╭──
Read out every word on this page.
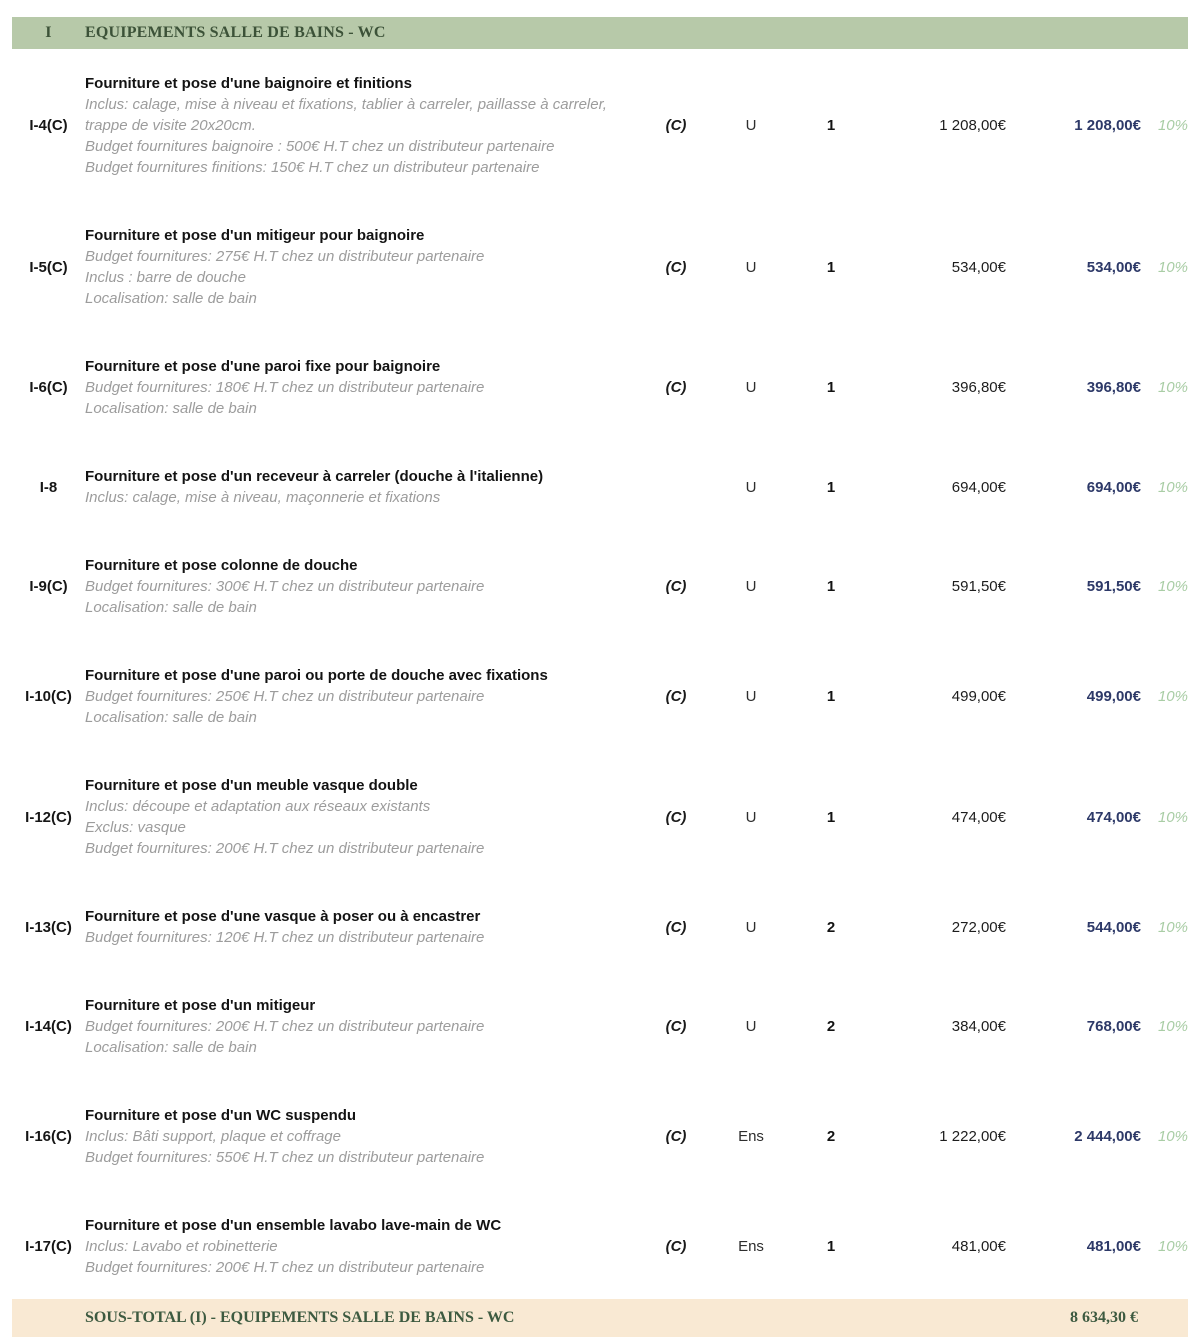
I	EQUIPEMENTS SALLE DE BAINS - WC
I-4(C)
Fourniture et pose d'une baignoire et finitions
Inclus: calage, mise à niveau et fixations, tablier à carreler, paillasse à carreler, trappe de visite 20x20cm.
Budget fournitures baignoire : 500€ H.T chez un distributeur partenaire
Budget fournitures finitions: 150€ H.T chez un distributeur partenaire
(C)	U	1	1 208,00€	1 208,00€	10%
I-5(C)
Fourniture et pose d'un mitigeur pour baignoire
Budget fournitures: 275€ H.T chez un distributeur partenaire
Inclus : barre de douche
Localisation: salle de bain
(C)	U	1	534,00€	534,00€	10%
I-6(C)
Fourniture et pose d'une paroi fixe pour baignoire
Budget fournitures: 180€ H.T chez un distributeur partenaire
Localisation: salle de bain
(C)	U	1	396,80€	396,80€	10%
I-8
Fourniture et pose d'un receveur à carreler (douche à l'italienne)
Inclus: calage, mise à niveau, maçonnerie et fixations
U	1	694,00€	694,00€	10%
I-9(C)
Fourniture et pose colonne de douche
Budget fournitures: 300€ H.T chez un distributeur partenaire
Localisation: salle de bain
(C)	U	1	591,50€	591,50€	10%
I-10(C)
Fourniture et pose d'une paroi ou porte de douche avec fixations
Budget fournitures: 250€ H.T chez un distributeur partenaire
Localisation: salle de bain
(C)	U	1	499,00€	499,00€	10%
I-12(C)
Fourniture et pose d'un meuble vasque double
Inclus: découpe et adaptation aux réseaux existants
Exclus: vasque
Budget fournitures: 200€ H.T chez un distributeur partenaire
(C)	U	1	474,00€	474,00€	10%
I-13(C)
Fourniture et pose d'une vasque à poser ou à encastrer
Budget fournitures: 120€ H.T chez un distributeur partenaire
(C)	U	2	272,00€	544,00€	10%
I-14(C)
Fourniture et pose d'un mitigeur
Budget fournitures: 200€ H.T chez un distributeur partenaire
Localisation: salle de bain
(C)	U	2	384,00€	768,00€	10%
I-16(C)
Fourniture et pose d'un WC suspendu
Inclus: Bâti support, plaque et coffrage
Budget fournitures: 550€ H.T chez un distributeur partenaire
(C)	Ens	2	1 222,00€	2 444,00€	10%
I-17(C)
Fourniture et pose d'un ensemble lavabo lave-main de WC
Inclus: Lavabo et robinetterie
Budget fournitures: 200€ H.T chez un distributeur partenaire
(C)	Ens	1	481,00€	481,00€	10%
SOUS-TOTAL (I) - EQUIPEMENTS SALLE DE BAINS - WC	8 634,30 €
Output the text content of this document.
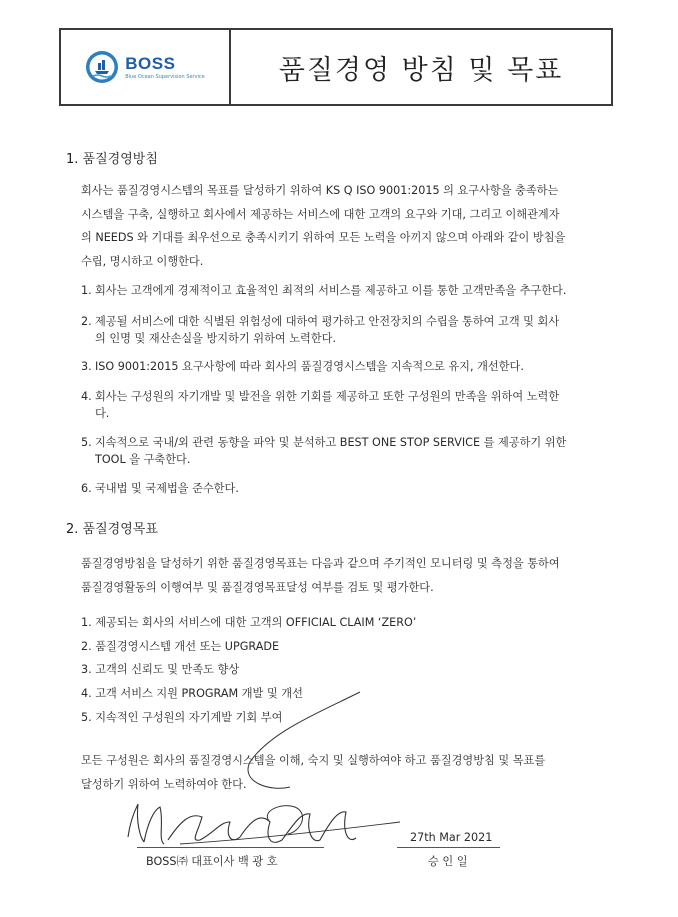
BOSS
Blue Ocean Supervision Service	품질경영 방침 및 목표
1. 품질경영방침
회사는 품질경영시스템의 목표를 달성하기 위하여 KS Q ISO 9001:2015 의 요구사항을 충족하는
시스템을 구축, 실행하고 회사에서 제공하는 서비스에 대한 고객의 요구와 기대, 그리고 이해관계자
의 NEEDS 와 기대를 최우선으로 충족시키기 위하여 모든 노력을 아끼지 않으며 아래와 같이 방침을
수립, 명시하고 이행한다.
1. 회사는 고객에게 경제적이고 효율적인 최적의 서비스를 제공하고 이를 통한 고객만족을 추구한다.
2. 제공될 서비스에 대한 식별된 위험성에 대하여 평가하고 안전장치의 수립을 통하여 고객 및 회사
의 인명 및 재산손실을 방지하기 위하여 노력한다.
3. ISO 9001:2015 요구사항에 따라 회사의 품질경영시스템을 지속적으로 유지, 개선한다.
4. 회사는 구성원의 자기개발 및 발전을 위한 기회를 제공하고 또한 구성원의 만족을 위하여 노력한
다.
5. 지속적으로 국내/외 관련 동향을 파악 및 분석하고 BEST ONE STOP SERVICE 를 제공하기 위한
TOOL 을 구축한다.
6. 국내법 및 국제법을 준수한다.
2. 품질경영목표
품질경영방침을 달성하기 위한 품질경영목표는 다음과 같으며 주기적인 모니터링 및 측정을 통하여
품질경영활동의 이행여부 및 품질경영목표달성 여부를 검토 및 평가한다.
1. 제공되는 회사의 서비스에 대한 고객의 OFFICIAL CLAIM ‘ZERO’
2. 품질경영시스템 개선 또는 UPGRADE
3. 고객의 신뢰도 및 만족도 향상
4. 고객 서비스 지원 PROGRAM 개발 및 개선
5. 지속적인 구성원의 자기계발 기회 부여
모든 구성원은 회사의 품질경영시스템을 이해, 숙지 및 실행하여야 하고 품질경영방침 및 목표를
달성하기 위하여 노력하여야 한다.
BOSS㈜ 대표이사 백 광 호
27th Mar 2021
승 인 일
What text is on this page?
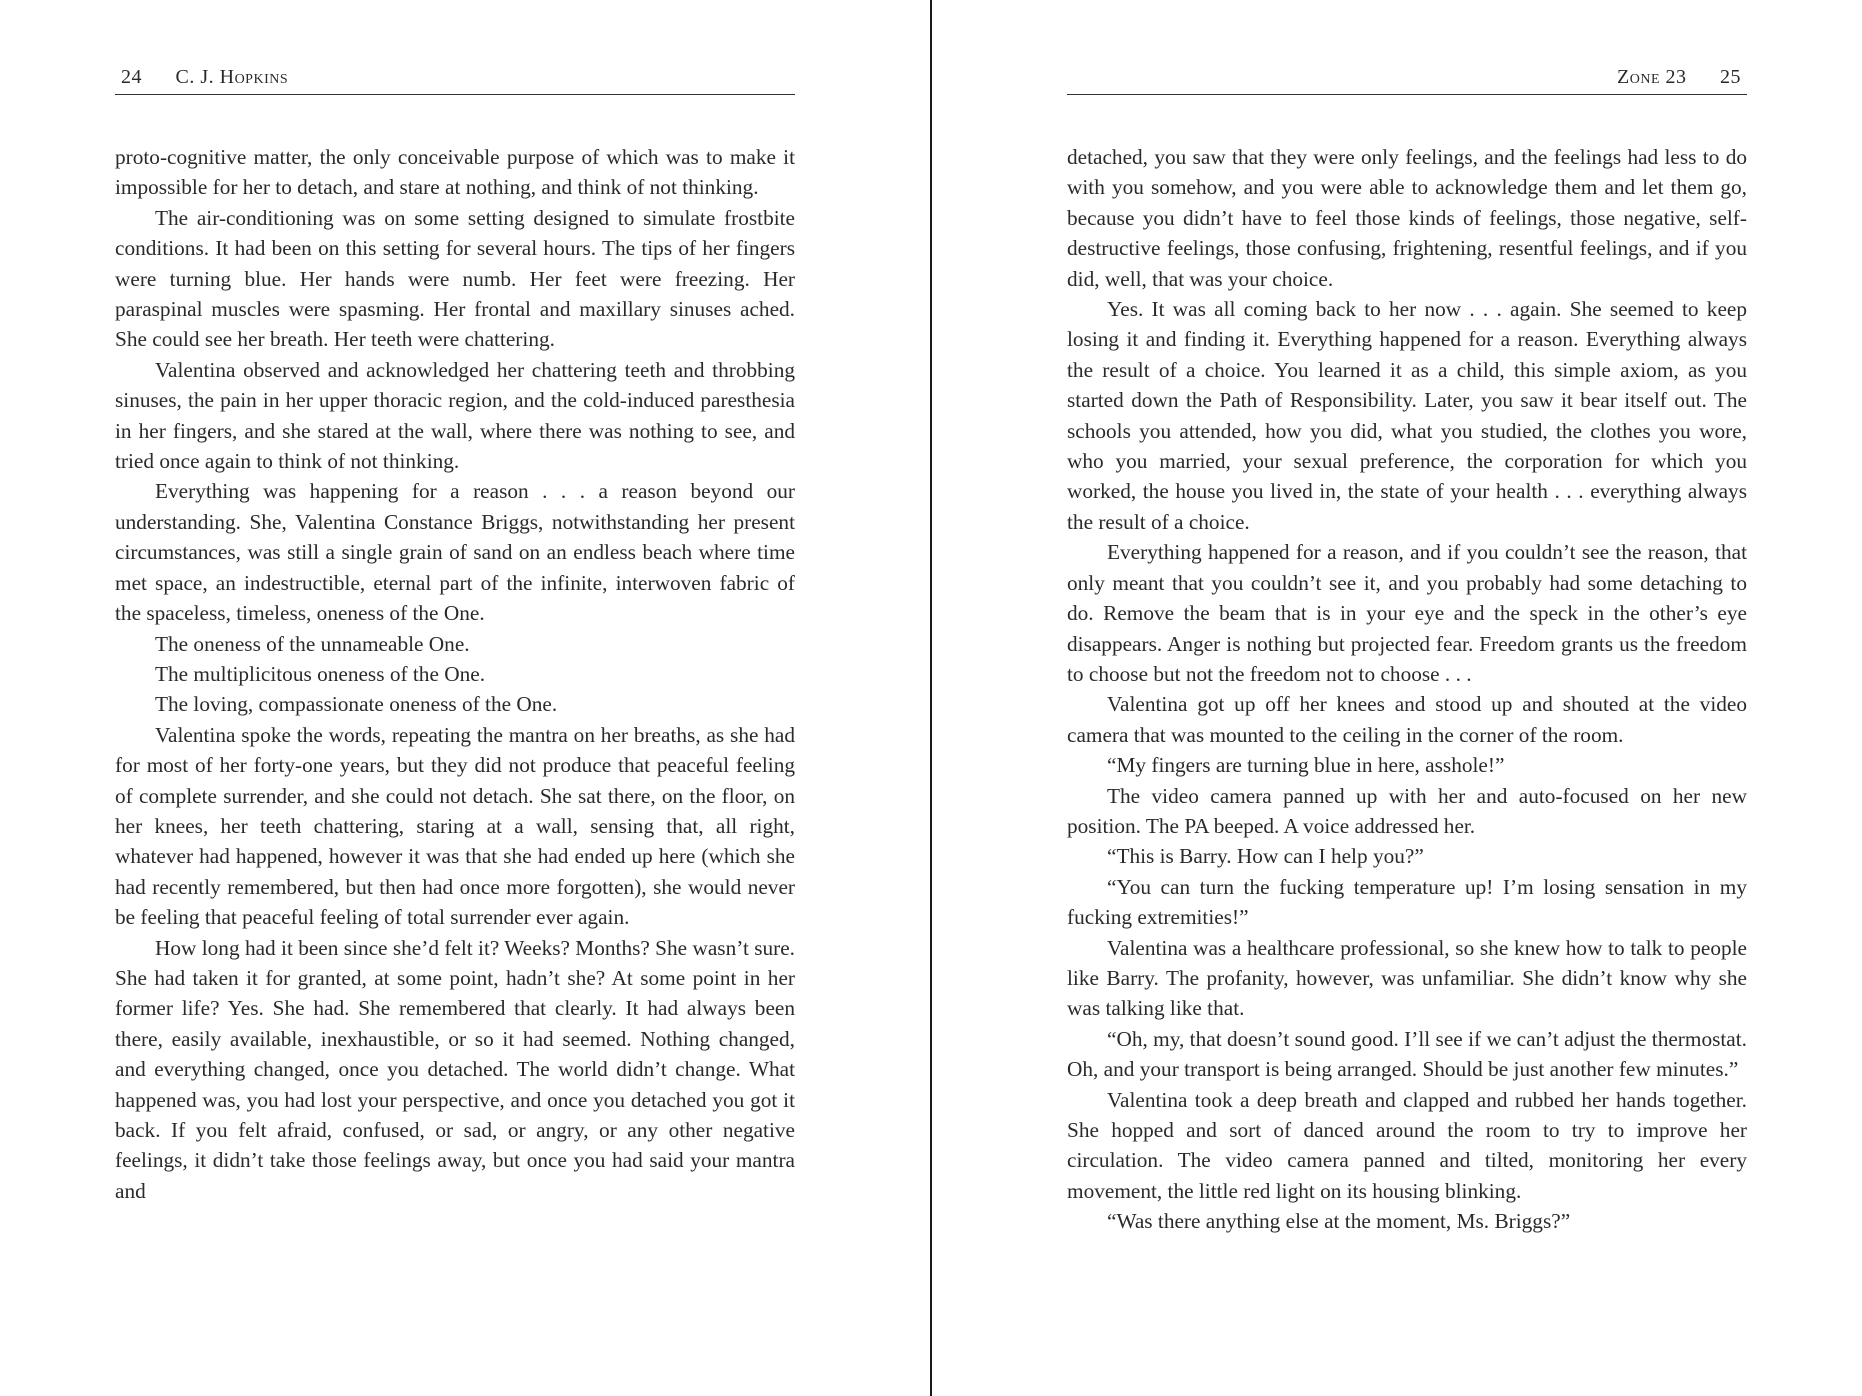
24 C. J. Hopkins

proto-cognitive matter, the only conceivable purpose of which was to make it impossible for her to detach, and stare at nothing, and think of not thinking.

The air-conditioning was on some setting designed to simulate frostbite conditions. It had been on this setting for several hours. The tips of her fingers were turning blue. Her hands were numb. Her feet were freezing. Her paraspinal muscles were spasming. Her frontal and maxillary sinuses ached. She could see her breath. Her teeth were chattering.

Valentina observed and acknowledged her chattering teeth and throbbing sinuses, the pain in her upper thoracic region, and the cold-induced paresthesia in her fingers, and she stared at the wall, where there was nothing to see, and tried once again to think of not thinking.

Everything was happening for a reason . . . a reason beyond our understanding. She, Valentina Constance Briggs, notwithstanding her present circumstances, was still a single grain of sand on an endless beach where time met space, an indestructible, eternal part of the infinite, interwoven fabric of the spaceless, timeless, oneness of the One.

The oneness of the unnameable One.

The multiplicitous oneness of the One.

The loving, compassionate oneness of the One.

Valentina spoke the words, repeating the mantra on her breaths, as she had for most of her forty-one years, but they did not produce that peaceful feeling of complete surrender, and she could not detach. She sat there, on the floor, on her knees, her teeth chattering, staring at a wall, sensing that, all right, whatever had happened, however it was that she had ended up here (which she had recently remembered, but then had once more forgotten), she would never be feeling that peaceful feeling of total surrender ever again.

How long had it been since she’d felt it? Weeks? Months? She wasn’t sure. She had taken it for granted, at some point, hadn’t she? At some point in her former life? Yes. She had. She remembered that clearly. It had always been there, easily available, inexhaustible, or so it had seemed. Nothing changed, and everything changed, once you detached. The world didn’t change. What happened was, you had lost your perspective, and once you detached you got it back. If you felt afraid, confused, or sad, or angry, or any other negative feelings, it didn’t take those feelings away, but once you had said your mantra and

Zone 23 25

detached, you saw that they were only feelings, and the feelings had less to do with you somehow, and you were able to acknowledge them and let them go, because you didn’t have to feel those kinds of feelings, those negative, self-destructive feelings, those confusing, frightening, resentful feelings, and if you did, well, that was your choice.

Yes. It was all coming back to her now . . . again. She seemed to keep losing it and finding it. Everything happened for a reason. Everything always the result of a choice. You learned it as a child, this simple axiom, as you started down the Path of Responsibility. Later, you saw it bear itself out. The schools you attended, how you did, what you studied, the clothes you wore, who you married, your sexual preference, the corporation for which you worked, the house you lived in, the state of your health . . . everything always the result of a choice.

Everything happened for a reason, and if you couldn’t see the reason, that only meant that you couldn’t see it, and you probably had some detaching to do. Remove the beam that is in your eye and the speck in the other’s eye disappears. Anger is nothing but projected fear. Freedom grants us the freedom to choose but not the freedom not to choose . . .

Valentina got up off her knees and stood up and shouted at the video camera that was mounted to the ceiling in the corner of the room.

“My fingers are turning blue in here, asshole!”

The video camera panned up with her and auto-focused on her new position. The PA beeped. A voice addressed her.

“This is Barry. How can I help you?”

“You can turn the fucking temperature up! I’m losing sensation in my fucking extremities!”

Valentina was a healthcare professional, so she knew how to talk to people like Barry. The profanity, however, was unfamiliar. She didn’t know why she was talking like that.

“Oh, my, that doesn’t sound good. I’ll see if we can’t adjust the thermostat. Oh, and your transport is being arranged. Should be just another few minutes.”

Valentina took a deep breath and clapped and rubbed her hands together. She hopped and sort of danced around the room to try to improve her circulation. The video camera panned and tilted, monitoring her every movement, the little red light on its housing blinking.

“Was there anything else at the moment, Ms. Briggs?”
╰──
# EXERCISE DESCRIPTION
Search the lines for "panned". Copy each line that has it.

# RESPONSE FOR THIS EXERCISE
The video camera panned up with her and auto-focused on her new position. The PA beeped. A voice addressed her.
Valentina took a deep breath and clapped and rubbed her hands together. She hopped and sort of danced around the room to try to improve her circulation. The video camera panned and tilted, monitoring her every movement, the little red light on its housing blinking.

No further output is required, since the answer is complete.